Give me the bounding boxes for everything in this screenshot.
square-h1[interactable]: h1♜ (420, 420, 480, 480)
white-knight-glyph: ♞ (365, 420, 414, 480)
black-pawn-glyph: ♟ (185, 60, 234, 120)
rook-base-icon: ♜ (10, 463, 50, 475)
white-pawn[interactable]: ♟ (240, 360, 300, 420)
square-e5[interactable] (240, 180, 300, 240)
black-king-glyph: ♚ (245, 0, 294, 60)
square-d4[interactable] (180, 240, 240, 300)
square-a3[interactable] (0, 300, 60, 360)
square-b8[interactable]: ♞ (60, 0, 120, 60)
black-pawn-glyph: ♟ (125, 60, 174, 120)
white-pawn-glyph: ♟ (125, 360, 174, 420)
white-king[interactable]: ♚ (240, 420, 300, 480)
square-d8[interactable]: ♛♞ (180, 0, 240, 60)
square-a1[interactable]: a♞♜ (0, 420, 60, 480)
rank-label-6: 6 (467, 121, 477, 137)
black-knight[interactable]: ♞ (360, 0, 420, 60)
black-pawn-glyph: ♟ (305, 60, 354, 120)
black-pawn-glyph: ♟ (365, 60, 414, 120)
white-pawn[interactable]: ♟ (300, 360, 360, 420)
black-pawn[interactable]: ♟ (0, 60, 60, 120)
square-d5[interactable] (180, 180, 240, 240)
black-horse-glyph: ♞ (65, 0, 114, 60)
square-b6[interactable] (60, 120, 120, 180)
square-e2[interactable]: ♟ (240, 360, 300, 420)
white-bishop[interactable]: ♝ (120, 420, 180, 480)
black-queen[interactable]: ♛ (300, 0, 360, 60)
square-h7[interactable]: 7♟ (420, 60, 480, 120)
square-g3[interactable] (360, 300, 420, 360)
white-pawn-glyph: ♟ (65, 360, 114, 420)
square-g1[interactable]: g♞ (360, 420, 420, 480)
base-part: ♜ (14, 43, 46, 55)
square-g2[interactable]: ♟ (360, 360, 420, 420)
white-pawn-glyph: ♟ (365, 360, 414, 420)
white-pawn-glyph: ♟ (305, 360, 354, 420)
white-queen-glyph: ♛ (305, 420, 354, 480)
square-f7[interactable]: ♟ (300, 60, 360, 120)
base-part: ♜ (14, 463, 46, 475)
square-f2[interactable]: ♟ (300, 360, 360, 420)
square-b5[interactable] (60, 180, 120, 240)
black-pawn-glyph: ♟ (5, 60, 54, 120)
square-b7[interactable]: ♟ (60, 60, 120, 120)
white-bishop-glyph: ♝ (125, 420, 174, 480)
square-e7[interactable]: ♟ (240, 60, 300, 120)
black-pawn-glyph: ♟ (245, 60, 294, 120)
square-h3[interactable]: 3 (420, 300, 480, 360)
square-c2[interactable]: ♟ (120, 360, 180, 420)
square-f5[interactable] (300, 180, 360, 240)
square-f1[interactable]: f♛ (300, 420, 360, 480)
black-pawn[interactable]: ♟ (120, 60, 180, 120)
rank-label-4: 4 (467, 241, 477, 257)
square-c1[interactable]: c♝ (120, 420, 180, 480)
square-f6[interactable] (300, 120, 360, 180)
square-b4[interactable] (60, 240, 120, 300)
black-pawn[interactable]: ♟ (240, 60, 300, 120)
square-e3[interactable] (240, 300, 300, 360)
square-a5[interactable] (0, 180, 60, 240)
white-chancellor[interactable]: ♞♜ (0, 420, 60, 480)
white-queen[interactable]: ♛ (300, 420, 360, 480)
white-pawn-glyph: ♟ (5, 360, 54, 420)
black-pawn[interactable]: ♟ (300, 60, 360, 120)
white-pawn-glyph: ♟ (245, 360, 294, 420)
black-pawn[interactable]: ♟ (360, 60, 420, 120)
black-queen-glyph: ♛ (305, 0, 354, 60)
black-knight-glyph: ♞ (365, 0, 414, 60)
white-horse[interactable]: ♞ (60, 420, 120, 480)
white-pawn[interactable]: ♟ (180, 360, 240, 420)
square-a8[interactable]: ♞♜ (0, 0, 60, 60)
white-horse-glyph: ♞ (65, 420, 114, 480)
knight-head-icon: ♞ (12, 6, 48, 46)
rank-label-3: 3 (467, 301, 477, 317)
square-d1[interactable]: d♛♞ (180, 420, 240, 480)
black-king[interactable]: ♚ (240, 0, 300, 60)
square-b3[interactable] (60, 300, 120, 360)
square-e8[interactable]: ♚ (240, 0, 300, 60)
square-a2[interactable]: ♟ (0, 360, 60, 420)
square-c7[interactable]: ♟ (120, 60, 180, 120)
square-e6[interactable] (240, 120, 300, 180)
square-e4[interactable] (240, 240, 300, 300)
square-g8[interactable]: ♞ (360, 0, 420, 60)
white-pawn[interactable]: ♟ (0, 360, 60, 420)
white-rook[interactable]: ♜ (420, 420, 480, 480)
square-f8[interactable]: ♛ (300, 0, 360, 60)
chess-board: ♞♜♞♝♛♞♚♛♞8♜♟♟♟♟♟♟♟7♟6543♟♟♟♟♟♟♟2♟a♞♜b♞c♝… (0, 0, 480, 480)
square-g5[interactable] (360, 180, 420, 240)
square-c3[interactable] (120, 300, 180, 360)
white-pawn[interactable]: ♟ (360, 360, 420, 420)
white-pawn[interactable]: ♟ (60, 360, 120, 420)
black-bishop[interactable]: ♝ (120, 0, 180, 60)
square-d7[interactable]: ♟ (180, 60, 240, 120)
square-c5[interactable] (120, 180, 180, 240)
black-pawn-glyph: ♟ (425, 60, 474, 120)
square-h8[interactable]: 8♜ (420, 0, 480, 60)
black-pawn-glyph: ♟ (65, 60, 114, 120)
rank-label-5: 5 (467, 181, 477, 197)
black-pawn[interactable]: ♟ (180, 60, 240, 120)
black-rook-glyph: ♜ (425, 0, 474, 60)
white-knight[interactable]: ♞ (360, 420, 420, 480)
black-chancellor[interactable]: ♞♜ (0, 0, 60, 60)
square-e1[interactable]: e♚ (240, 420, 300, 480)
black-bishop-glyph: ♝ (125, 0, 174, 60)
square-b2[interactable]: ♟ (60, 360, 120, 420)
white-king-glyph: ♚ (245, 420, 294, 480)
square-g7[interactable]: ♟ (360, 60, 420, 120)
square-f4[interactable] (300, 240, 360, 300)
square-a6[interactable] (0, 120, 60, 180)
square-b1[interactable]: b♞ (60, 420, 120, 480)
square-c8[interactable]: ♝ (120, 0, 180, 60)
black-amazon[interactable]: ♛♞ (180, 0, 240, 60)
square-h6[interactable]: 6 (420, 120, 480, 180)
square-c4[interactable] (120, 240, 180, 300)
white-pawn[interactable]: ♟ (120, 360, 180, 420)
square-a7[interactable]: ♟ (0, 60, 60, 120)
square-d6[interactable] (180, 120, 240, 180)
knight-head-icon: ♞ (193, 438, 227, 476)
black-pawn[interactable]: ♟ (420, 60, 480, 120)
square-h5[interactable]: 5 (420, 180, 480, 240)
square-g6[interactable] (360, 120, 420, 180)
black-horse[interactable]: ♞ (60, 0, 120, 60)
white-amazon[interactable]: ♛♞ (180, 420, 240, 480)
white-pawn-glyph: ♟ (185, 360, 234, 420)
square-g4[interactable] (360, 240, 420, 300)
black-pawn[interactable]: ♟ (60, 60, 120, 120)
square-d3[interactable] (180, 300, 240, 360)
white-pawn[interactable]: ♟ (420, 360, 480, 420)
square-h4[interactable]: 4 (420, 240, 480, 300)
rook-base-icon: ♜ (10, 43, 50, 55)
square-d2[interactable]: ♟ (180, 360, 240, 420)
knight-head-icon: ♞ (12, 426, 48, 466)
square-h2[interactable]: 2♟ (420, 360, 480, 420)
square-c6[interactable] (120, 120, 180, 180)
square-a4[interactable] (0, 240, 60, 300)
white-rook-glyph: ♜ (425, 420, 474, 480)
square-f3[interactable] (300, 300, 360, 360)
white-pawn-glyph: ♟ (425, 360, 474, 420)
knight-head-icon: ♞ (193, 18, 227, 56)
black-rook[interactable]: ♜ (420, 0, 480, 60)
•••
Please convert the records, from the start through the line holding "square-d4[interactable] (180, 240, 240, 300)" (inclusive), into a JSON list of strings with one string per line, leaving out any blank lines.

* Answer to the task:
[
  "Give me the bounding boxes for everything in this screenshot.",
  "square-h1[interactable]: h1♜ (420, 420, 480, 480)",
  "white-knight-glyph: ♞ (365, 420, 414, 480)",
  "black-pawn-glyph: ♟ (185, 60, 234, 120)",
  "rook-base-icon: ♜ (10, 463, 50, 475)",
  "white-pawn[interactable]: ♟ (240, 360, 300, 420)",
  "square-e5[interactable] (240, 180, 300, 240)",
  "black-king-glyph: ♚ (245, 0, 294, 60)",
  "square-d4[interactable] (180, 240, 240, 300)"
]